Vos consignes -> Transformez en tableau Markdown les lignes des items ci-dessous, de la première jusqu'à celle qui contient « - participant-model-label: :Model: [1479, 53, 1537, 73] » incluse, avec une colonne « N° » pour le numéro de ligne et une colonne « Ligne » pour son texte, sans les lignes vides.

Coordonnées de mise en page
----

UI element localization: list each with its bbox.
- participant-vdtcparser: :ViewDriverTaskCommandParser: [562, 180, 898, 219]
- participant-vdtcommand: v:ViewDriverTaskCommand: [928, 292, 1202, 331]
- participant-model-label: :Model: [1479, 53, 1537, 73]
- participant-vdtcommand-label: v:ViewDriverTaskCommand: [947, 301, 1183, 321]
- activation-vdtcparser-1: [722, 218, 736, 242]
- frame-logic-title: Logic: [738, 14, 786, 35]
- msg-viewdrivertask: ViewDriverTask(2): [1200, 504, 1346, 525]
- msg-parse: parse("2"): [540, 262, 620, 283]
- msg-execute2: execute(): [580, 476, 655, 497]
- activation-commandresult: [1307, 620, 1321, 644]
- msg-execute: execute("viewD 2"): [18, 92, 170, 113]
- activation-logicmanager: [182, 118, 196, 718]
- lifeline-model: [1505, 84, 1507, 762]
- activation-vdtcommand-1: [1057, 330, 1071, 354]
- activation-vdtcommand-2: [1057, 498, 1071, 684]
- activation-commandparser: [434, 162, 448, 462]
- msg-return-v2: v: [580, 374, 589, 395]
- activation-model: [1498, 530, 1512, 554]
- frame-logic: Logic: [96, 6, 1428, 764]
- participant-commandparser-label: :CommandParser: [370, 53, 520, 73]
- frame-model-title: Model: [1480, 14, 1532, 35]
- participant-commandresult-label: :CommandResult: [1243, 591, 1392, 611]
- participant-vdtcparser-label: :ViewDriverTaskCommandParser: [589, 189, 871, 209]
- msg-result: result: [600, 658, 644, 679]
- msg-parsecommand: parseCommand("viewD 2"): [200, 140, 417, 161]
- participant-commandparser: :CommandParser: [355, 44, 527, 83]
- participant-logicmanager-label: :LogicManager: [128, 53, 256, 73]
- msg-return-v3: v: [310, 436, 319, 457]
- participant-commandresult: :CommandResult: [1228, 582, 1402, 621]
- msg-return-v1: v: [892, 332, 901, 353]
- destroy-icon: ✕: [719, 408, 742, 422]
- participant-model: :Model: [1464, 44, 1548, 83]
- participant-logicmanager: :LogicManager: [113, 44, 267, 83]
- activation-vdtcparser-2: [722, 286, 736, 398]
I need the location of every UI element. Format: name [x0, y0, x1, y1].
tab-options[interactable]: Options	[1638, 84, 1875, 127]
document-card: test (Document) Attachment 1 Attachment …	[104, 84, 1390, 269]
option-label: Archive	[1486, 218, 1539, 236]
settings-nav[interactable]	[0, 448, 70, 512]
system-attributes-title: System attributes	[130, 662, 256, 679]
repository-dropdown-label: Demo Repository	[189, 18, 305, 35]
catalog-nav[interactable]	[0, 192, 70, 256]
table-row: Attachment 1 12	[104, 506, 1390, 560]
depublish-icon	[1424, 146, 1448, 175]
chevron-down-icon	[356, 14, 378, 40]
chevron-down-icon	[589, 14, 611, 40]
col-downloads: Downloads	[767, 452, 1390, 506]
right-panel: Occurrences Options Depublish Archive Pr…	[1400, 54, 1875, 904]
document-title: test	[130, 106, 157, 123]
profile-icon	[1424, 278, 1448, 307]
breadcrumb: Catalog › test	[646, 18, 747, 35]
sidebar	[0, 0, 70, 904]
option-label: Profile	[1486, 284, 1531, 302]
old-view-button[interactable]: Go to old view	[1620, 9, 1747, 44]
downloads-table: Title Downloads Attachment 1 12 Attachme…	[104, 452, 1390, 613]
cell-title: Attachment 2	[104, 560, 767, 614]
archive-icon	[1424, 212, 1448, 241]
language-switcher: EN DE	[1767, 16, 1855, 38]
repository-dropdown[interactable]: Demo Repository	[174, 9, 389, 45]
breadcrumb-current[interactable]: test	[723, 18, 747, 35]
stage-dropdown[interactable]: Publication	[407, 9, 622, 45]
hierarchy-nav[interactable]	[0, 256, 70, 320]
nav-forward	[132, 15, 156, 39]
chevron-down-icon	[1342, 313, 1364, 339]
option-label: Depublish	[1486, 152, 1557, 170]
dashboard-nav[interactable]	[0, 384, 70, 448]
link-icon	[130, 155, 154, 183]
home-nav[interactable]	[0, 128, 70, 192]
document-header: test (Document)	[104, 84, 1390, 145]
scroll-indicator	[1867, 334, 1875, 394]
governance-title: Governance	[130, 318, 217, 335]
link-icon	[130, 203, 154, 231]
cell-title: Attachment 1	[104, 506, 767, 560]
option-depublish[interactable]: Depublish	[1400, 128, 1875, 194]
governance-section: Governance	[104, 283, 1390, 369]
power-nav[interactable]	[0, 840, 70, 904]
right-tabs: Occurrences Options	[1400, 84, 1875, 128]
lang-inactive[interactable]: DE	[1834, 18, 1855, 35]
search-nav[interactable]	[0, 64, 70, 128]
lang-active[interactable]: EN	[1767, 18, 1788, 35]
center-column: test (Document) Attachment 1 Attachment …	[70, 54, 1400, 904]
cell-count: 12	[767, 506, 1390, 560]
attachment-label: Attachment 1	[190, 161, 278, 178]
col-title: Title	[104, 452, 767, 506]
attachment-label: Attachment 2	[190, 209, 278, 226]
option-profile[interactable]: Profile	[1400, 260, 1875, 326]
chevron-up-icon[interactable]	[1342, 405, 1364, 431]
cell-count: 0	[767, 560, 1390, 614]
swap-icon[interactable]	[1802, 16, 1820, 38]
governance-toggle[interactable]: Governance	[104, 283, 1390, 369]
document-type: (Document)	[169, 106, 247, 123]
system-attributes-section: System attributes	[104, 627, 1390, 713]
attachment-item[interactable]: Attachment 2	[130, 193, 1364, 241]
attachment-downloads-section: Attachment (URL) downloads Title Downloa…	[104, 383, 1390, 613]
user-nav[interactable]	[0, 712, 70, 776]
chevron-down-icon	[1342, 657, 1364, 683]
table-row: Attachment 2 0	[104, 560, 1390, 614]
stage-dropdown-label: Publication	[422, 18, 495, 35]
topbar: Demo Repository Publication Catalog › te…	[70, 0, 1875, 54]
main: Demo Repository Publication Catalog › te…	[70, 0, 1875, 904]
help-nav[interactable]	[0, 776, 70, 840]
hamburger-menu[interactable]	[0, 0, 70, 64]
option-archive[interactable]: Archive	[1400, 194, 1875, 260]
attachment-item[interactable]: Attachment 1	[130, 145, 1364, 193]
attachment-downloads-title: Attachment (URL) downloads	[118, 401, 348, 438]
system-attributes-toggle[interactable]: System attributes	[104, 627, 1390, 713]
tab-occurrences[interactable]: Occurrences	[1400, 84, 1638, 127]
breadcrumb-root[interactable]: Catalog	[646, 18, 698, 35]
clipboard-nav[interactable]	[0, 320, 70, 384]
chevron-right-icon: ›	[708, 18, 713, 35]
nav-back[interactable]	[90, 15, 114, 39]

----

Solution de l'exercice ->
| N° | Ligne |
|---|---|
| 1 | UI element localization: list each with its bbox. |
| 2 | - participant-vdtcparser: :ViewDriverTaskCommandParser: [562, 180, 898, 219] |
| 3 | - participant-vdtcommand: v:ViewDriverTaskCommand: [928, 292, 1202, 331] |
| 4 | - participant-model-label: :Model: [1479, 53, 1537, 73] |